GIVEN TASK: In the listing below, locate the lines bearing the word "modified". Copy every one of them.

PROVIDED DATA:
## start
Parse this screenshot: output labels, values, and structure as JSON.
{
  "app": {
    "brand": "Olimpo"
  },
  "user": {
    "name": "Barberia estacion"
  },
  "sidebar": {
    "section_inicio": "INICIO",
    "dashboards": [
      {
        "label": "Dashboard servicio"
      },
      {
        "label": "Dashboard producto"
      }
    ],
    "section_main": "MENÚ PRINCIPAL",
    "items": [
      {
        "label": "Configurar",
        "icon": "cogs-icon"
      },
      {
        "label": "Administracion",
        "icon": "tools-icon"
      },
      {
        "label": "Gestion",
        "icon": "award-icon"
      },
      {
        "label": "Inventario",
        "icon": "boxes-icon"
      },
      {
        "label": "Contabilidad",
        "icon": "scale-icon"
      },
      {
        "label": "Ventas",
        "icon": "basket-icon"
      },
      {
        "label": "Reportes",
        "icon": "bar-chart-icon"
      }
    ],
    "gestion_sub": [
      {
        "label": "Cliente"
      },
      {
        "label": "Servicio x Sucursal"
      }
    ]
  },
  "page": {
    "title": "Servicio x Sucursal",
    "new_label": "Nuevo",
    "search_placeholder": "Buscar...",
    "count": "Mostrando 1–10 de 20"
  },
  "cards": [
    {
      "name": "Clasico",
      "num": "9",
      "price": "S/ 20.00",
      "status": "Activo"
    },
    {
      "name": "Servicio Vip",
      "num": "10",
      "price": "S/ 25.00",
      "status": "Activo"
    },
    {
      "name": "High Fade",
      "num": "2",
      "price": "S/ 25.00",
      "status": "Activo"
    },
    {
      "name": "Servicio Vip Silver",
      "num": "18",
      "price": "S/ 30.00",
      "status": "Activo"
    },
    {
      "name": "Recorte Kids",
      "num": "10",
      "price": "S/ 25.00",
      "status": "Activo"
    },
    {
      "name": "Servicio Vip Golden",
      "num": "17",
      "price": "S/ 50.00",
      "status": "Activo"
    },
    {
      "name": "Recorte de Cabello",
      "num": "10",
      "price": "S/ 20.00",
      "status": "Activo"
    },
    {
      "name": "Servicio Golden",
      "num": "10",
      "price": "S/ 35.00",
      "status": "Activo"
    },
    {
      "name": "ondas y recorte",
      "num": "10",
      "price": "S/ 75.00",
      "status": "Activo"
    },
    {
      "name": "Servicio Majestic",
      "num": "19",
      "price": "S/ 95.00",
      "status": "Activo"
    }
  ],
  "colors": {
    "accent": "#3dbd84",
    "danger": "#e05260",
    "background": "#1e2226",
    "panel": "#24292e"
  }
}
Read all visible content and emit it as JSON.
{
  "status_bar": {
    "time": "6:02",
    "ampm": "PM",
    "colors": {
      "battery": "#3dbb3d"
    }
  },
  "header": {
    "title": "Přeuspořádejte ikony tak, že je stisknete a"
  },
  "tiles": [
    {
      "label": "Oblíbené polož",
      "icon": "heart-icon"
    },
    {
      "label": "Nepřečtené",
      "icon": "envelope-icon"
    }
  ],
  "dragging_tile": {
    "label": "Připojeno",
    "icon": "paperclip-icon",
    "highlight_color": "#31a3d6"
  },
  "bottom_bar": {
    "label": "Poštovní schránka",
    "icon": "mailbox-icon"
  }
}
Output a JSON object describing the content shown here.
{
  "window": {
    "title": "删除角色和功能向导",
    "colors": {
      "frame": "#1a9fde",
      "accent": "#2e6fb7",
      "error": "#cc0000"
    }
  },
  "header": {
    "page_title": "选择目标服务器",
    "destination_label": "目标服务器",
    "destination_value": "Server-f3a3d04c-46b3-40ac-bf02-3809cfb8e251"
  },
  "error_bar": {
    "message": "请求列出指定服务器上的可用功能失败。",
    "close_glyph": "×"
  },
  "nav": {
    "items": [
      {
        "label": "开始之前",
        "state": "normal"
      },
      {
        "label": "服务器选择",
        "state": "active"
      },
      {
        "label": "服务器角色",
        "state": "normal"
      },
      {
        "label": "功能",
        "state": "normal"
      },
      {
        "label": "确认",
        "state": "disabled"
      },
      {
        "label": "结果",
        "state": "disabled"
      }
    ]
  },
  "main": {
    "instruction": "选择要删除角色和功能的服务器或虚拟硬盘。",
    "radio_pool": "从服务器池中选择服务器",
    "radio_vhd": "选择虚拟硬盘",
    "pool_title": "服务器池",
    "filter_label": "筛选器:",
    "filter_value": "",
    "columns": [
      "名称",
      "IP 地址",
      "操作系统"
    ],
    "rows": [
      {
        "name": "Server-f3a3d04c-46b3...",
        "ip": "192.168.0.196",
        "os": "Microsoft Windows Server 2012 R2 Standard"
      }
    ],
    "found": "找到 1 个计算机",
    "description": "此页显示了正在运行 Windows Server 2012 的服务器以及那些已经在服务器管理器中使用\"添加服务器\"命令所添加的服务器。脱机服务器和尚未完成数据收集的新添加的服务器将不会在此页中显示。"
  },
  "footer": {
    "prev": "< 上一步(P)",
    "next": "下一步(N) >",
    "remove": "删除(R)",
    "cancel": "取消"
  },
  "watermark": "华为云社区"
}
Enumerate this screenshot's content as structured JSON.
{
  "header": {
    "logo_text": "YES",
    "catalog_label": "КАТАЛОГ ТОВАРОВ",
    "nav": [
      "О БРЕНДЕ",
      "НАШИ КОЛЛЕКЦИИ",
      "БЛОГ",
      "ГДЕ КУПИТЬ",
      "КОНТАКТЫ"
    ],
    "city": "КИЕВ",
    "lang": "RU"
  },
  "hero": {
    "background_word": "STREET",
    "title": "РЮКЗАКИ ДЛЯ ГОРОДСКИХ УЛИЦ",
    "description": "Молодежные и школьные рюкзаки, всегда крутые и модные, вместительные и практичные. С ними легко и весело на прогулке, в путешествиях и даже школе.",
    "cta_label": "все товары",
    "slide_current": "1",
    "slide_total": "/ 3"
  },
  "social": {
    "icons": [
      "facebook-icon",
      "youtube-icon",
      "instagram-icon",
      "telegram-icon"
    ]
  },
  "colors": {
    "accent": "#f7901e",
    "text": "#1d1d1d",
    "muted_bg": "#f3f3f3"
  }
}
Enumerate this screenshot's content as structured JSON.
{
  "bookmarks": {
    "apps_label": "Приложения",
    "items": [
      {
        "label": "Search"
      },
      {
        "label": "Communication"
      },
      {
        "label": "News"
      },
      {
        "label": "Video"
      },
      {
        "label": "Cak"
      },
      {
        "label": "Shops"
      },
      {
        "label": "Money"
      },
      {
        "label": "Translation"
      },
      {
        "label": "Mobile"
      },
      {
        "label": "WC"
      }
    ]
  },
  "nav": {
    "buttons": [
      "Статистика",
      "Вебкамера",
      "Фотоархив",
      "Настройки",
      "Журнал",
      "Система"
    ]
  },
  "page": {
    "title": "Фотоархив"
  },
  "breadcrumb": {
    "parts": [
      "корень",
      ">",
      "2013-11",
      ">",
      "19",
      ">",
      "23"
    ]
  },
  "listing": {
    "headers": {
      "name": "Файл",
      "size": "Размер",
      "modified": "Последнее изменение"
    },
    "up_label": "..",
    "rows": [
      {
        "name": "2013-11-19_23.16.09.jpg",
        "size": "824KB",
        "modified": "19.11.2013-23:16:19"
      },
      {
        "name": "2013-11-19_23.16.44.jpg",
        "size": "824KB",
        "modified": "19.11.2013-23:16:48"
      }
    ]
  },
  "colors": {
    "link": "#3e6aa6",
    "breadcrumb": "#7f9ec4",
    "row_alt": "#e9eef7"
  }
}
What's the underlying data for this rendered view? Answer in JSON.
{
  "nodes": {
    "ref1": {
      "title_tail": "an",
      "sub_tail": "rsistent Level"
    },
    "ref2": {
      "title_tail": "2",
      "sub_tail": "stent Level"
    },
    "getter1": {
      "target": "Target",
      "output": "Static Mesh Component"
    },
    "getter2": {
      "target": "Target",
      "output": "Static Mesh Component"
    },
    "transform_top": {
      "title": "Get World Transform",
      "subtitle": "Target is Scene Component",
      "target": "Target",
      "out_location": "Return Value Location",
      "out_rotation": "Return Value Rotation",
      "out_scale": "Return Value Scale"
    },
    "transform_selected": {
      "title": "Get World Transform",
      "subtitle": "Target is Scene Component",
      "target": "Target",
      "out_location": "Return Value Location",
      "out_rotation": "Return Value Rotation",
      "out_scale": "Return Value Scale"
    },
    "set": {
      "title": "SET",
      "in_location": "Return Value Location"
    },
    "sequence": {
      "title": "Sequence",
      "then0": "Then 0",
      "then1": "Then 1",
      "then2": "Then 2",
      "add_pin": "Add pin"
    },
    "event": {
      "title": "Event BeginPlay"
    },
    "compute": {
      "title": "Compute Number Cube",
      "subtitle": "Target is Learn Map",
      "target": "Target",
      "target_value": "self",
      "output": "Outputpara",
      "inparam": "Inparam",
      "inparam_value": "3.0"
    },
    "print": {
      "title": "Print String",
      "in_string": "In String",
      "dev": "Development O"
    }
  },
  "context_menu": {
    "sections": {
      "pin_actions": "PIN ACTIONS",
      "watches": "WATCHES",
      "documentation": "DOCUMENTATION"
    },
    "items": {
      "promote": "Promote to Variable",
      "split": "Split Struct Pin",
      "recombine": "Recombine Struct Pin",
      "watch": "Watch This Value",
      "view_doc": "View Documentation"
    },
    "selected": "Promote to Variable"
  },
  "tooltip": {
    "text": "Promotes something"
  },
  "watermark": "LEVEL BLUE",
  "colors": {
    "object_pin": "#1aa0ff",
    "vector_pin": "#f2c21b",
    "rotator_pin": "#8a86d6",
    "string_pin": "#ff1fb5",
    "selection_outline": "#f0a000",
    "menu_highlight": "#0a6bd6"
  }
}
## end
ANSWER FOR THE TASK:
      "modified": "Последнее изменение"
        "modified": "19.11.2013-23:16:19"
        "modified": "19.11.2013-23:16:48"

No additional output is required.